▶ [The problem]: Transcribe all of the records precisely as they are presented.

— begin Supplied data —

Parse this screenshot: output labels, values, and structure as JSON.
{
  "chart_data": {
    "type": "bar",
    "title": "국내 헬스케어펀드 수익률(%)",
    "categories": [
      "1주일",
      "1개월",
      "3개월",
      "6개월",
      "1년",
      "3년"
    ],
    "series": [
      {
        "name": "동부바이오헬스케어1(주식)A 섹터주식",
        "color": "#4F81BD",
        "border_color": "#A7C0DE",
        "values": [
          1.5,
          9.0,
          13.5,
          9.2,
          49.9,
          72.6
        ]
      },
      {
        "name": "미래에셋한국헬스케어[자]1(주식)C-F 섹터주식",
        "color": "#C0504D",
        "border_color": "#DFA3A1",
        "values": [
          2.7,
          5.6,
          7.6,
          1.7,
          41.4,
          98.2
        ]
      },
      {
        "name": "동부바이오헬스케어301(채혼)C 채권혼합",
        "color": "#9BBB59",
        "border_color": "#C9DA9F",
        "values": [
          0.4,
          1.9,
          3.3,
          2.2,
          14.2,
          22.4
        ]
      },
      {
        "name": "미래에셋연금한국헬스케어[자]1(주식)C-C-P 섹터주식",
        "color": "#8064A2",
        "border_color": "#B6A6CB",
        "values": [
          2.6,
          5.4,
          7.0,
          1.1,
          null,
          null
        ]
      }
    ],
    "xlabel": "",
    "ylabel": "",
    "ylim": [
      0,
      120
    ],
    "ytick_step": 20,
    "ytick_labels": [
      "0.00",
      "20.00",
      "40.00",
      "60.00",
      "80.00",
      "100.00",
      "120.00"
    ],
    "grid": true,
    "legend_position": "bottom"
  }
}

— end Supplied data —

▶ [Reply]:
Parse this screenshot: output labels, values, and structure as JSON.
{
  "chart_data": {
    "type": "bar",
    "title": "국내 헬스케어펀드 수익률(%)",
    "categories": [
      "1주일",
      "1개월",
      "3개월",
      "6개월",
      "1년",
      "3년"
    ],
    "series": [
      {
        "name": "동부바이오헬스케어1(주식)A 섹터주식",
        "color": "#4F81BD",
        "border_color": "#A7C0DE",
        "values": [
          1.5,
          9.0,
          13.5,
          9.2,
          49.9,
          72.6
        ]
      },
      {
        "name": "미래에셋한국헬스케어[자]1(주식)C-F 섹터주식",
        "color": "#C0504D",
        "border_color": "#DFA3A1",
        "values": [
          2.7,
          5.6,
          7.6,
          1.7,
          41.4,
          98.2
        ]
      },
      {
        "name": "동부바이오헬스케어301(채혼)C 채권혼합",
        "color": "#9BBB59",
        "border_color": "#C9DA9F",
        "values": [
          0.4,
          1.9,
          3.3,
          2.2,
          14.2,
          22.4
        ]
      },
      {
        "name": "미래에셋연금한국헬스케어[자]1(주식)C-C-P 섹터주식",
        "color": "#8064A2",
        "border_color": "#B6A6CB",
        "values": [
          2.6,
          5.4,
          7.0,
          1.1,
          null,
          null
        ]
      }
    ],
    "xlabel": "",
    "ylabel": "",
    "ylim": [
      0,
      120
    ],
    "ytick_step": 20,
    "ytick_labels": [
      "0.00",
      "20.00",
      "40.00",
      "60.00",
      "80.00",
      "100.00",
      "120.00"
    ],
    "grid": true,
    "legend_position": "bottom"
  }
}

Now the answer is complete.